Goal:
Gather up every line from the entries below that uses the word "Army".

Recorded data:
• • • • • • •
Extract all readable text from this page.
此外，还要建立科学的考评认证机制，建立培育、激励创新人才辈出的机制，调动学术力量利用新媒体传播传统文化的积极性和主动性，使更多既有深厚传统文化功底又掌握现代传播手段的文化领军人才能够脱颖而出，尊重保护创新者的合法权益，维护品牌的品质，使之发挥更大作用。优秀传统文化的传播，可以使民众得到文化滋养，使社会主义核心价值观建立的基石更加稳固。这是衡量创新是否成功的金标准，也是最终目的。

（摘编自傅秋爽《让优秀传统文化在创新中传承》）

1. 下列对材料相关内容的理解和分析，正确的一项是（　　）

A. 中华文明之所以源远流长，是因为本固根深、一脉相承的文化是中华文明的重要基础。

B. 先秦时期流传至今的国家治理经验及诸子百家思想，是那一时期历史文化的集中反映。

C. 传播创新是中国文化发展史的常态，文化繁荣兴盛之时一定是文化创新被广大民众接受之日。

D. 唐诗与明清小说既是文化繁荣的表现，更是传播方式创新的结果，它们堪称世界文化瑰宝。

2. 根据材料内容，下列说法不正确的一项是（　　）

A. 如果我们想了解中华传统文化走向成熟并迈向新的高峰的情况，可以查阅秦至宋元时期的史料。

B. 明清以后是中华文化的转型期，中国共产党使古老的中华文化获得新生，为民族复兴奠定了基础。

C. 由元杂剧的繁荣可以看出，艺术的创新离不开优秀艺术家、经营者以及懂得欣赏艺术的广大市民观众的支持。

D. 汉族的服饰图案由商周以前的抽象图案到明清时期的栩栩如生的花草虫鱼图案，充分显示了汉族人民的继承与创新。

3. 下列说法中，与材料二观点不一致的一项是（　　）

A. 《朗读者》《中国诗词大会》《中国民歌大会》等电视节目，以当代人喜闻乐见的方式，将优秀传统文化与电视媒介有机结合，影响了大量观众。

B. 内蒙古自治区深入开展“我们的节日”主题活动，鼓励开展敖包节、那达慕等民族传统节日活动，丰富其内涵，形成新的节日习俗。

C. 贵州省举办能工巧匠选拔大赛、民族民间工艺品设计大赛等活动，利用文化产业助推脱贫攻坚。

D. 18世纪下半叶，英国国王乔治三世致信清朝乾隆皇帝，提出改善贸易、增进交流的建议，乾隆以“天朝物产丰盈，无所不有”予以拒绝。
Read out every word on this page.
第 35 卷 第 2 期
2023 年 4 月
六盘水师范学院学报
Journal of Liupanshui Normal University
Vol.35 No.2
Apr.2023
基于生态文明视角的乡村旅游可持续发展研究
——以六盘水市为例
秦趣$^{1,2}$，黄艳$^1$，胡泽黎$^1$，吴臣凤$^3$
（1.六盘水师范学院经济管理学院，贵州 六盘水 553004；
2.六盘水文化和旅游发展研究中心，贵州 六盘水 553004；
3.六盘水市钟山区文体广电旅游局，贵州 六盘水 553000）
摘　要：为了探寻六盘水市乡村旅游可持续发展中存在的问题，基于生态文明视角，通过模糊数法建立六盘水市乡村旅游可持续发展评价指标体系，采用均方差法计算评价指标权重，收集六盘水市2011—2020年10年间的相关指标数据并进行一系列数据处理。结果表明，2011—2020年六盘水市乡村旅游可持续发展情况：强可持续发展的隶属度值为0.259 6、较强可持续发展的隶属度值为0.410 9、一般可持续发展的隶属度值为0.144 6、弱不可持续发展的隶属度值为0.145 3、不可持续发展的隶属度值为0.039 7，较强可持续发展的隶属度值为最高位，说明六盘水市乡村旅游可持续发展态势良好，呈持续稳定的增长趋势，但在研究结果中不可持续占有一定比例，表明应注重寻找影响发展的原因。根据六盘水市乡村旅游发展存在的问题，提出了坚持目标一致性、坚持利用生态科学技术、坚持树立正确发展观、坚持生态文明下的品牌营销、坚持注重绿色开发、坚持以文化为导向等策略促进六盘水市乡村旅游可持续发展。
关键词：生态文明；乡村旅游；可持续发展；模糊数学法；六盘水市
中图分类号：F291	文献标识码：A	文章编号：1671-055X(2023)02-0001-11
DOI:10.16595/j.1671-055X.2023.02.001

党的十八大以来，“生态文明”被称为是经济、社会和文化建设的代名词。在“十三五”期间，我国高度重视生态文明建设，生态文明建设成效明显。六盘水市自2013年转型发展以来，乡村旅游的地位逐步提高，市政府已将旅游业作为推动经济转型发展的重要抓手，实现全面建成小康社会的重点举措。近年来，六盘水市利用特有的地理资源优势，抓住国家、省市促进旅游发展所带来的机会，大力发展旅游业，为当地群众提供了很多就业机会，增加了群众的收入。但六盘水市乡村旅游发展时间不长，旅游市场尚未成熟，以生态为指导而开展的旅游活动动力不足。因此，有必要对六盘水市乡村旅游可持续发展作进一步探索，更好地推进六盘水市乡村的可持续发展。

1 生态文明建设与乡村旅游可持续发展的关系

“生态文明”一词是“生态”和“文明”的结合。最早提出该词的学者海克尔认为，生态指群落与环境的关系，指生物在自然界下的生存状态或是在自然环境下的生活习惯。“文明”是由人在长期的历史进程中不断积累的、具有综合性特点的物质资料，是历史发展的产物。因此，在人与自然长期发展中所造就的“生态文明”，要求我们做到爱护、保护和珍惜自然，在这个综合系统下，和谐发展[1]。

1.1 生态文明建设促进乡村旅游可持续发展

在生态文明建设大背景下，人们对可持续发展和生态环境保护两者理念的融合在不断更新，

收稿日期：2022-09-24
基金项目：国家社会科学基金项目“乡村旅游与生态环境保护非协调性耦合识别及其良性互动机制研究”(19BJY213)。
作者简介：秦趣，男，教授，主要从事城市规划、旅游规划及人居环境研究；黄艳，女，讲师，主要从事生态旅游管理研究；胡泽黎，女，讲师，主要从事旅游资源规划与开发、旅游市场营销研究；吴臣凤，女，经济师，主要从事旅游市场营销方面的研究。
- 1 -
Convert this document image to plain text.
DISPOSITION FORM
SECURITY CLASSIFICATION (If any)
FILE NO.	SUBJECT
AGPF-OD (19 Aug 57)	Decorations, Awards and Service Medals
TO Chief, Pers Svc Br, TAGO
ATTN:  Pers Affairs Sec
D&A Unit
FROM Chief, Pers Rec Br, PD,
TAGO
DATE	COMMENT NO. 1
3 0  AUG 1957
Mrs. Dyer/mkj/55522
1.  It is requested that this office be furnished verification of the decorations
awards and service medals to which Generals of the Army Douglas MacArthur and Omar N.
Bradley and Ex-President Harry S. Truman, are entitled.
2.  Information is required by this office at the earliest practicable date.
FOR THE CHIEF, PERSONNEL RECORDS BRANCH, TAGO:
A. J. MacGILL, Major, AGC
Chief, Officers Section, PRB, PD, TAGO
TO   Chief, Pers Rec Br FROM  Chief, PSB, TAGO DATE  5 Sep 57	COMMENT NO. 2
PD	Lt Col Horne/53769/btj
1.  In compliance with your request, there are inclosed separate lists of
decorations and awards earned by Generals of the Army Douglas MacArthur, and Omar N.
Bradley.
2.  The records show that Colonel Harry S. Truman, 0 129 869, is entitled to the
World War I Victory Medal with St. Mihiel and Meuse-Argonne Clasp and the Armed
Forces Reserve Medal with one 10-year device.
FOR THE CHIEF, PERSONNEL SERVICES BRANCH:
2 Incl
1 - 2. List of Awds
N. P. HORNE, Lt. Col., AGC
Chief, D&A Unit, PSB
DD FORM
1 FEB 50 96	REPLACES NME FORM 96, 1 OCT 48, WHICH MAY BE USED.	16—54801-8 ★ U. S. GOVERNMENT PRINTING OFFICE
• • • • • • •
Written answer:
awards and service medals to which Generals of the Army Douglas MacArthur and Omar N.
decorations and awards earned by Generals of the Army Douglas MacArthur, and Omar N.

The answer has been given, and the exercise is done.